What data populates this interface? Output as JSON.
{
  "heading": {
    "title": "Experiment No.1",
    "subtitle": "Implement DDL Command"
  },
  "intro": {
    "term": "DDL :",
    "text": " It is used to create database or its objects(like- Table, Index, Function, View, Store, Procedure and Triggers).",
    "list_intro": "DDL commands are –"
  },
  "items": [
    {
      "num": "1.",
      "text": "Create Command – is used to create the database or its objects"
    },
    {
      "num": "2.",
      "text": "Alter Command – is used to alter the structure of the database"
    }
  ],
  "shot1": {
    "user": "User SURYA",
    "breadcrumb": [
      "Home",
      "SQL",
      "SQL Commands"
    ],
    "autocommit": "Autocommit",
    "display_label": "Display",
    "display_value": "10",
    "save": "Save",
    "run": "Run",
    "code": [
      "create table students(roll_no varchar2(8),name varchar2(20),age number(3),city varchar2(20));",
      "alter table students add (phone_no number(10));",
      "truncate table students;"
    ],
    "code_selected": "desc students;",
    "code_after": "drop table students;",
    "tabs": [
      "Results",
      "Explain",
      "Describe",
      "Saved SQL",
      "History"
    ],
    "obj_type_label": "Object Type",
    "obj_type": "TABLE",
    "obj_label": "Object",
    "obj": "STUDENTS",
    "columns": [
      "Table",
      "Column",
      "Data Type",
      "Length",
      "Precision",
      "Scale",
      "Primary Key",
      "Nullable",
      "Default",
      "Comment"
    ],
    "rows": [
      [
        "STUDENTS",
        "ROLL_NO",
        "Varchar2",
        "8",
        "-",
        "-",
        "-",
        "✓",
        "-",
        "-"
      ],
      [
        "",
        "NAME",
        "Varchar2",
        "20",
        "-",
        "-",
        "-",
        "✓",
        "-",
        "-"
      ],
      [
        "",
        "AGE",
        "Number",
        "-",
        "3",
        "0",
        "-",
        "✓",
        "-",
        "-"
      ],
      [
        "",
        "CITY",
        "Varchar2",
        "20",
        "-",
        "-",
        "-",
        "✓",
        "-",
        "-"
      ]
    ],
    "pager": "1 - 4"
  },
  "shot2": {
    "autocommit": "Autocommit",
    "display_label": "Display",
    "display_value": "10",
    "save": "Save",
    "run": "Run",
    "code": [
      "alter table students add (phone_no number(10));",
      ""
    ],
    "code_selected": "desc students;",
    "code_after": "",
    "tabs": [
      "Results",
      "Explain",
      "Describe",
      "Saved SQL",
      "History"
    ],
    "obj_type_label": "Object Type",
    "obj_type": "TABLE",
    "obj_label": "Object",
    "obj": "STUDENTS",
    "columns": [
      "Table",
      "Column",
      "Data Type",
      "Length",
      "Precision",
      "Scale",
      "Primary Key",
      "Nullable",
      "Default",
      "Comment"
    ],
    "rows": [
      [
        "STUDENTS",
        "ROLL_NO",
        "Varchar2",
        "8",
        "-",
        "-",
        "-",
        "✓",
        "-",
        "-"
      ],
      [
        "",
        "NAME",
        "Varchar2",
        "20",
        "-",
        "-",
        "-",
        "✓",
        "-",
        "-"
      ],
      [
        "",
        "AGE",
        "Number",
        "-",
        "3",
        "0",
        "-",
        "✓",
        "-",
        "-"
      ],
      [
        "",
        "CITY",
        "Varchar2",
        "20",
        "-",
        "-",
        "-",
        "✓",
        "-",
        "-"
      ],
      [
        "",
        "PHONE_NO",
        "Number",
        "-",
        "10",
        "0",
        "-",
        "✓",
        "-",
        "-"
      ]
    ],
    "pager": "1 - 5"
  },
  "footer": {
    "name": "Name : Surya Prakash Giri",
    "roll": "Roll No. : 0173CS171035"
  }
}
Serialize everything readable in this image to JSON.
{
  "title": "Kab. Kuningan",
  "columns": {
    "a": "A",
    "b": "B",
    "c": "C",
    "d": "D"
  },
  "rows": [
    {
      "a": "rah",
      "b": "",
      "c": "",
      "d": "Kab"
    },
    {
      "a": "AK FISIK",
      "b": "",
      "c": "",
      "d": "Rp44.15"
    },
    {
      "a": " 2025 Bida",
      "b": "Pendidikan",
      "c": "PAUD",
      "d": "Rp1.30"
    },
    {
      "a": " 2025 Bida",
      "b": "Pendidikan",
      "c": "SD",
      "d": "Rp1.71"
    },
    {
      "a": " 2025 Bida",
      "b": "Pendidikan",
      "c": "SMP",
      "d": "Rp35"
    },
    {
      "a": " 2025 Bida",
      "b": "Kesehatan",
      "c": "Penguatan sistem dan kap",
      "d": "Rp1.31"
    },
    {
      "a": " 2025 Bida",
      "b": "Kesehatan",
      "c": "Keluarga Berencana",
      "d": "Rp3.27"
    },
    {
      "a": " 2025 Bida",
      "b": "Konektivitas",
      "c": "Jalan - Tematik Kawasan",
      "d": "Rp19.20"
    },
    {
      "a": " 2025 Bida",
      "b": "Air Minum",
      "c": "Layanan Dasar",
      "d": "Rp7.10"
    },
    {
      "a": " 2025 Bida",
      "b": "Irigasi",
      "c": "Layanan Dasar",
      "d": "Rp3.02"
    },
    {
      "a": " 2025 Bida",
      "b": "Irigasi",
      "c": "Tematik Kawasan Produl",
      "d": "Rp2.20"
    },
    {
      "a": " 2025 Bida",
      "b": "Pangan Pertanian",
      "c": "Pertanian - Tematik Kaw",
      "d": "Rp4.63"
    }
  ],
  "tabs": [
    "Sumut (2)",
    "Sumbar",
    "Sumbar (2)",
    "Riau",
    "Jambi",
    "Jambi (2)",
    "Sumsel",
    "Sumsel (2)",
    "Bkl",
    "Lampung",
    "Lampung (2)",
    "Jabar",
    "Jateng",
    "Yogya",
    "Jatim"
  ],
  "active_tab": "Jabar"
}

## [What the task requires]
Repeat the material above exactly.

## [Response below]
What data populates this interface? Output as JSON.
{
  "heading": {
    "title": "Experiment No.1",
    "subtitle": "Implement DDL Command"
  },
  "intro": {
    "term": "DDL :",
    "text": " It is used to create database or its objects(like- Table, Index, Function, View, Store, Procedure and Triggers).",
    "list_intro": "DDL commands are –"
  },
  "items": [
    {
      "num": "1.",
      "text": "Create Command – is used to create the database or its objects"
    },
    {
      "num": "2.",
      "text": "Alter Command – is used to alter the structure of the database"
    }
  ],
  "shot1": {
    "user": "User SURYA",
    "breadcrumb": [
      "Home",
      "SQL",
      "SQL Commands"
    ],
    "autocommit": "Autocommit",
    "display_label": "Display",
    "display_value": "10",
    "save": "Save",
    "run": "Run",
    "code": [
      "create table students(roll_no varchar2(8),name varchar2(20),age number(3),city varchar2(20));",
      "alter table students add (phone_no number(10));",
      "truncate table students;"
    ],
    "code_selected": "desc students;",
    "code_after": "drop table students;",
    "tabs": [
      "Results",
      "Explain",
      "Describe",
      "Saved SQL",
      "History"
    ],
    "obj_type_label": "Object Type",
    "obj_type": "TABLE",
    "obj_label": "Object",
    "obj": "STUDENTS",
    "columns": [
      "Table",
      "Column",
      "Data Type",
      "Length",
      "Precision",
      "Scale",
      "Primary Key",
      "Nullable",
      "Default",
      "Comment"
    ],
    "rows": [
      [
        "STUDENTS",
        "ROLL_NO",
        "Varchar2",
        "8",
        "-",
        "-",
        "-",
        "✓",
        "-",
        "-"
      ],
      [
        "",
        "NAME",
        "Varchar2",
        "20",
        "-",
        "-",
        "-",
        "✓",
        "-",
        "-"
      ],
      [
        "",
        "AGE",
        "Number",
        "-",
        "3",
        "0",
        "-",
        "✓",
        "-",
        "-"
      ],
      [
        "",
        "CITY",
        "Varchar2",
        "20",
        "-",
        "-",
        "-",
        "✓",
        "-",
        "-"
      ]
    ],
    "pager": "1 - 4"
  },
  "shot2": {
    "autocommit": "Autocommit",
    "display_label": "Display",
    "display_value": "10",
    "save": "Save",
    "run": "Run",
    "code": [
      "alter table students add (phone_no number(10));",
      ""
    ],
    "code_selected": "desc students;",
    "code_after": "",
    "tabs": [
      "Results",
      "Explain",
      "Describe",
      "Saved SQL",
      "History"
    ],
    "obj_type_label": "Object Type",
    "obj_type": "TABLE",
    "obj_label": "Object",
    "obj": "STUDENTS",
    "columns": [
      "Table",
      "Column",
      "Data Type",
      "Length",
      "Precision",
      "Scale",
      "Primary Key",
      "Nullable",
      "Default",
      "Comment"
    ],
    "rows": [
      [
        "STUDENTS",
        "ROLL_NO",
        "Varchar2",
        "8",
        "-",
        "-",
        "-",
        "✓",
        "-",
        "-"
      ],
      [
        "",
        "NAME",
        "Varchar2",
        "20",
        "-",
        "-",
        "-",
        "✓",
        "-",
        "-"
      ],
      [
        "",
        "AGE",
        "Number",
        "-",
        "3",
        "0",
        "-",
        "✓",
        "-",
        "-"
      ],
      [
        "",
        "CITY",
        "Varchar2",
        "20",
        "-",
        "-",
        "-",
        "✓",
        "-",
        "-"
      ],
      [
        "",
        "PHONE_NO",
        "Number",
        "-",
        "10",
        "0",
        "-",
        "✓",
        "-",
        "-"
      ]
    ],
    "pager": "1 - 5"
  },
  "footer": {
    "name": "Name : Surya Prakash Giri",
    "roll": "Roll No. : 0173CS171035"
  }
}
Serialize everything readable in this image to JSON.
{
  "title": "Kab. Kuningan",
  "columns": {
    "a": "A",
    "b": "B",
    "c": "C",
    "d": "D"
  },
  "rows": [
    {
      "a": "rah",
      "b": "",
      "c": "",
      "d": "Kab"
    },
    {
      "a": "AK FISIK",
      "b": "",
      "c": "",
      "d": "Rp44.15"
    },
    {
      "a": " 2025 Bida",
      "b": "Pendidikan",
      "c": "PAUD",
      "d": "Rp1.30"
    },
    {
      "a": " 2025 Bida",
      "b": "Pendidikan",
      "c": "SD",
      "d": "Rp1.71"
    },
    {
      "a": " 2025 Bida",
      "b": "Pendidikan",
      "c": "SMP",
      "d": "Rp35"
    },
    {
      "a": " 2025 Bida",
      "b": "Kesehatan",
      "c": "Penguatan sistem dan kap",
      "d": "Rp1.31"
    },
    {
      "a": " 2025 Bida",
      "b": "Kesehatan",
      "c": "Keluarga Berencana",
      "d": "Rp3.27"
    },
    {
      "a": " 2025 Bida",
      "b": "Konektivitas",
      "c": "Jalan - Tematik Kawasan",
      "d": "Rp19.20"
    },
    {
      "a": " 2025 Bida",
      "b": "Air Minum",
      "c": "Layanan Dasar",
      "d": "Rp7.10"
    },
    {
      "a": " 2025 Bida",
      "b": "Irigasi",
      "c": "Layanan Dasar",
      "d": "Rp3.02"
    },
    {
      "a": " 2025 Bida",
      "b": "Irigasi",
      "c": "Tematik Kawasan Produl",
      "d": "Rp2.20"
    },
    {
      "a": " 2025 Bida",
      "b": "Pangan Pertanian",
      "c": "Pertanian - Tematik Kaw",
      "d": "Rp4.63"
    }
  ],
  "tabs": [
    "Sumut (2)",
    "Sumbar",
    "Sumbar (2)",
    "Riau",
    "Jambi",
    "Jambi (2)",
    "Sumsel",
    "Sumsel (2)",
    "Bkl",
    "Lampung",
    "Lampung (2)",
    "Jabar",
    "Jateng",
    "Yogya",
    "Jatim"
  ],
  "active_tab": "Jabar"
}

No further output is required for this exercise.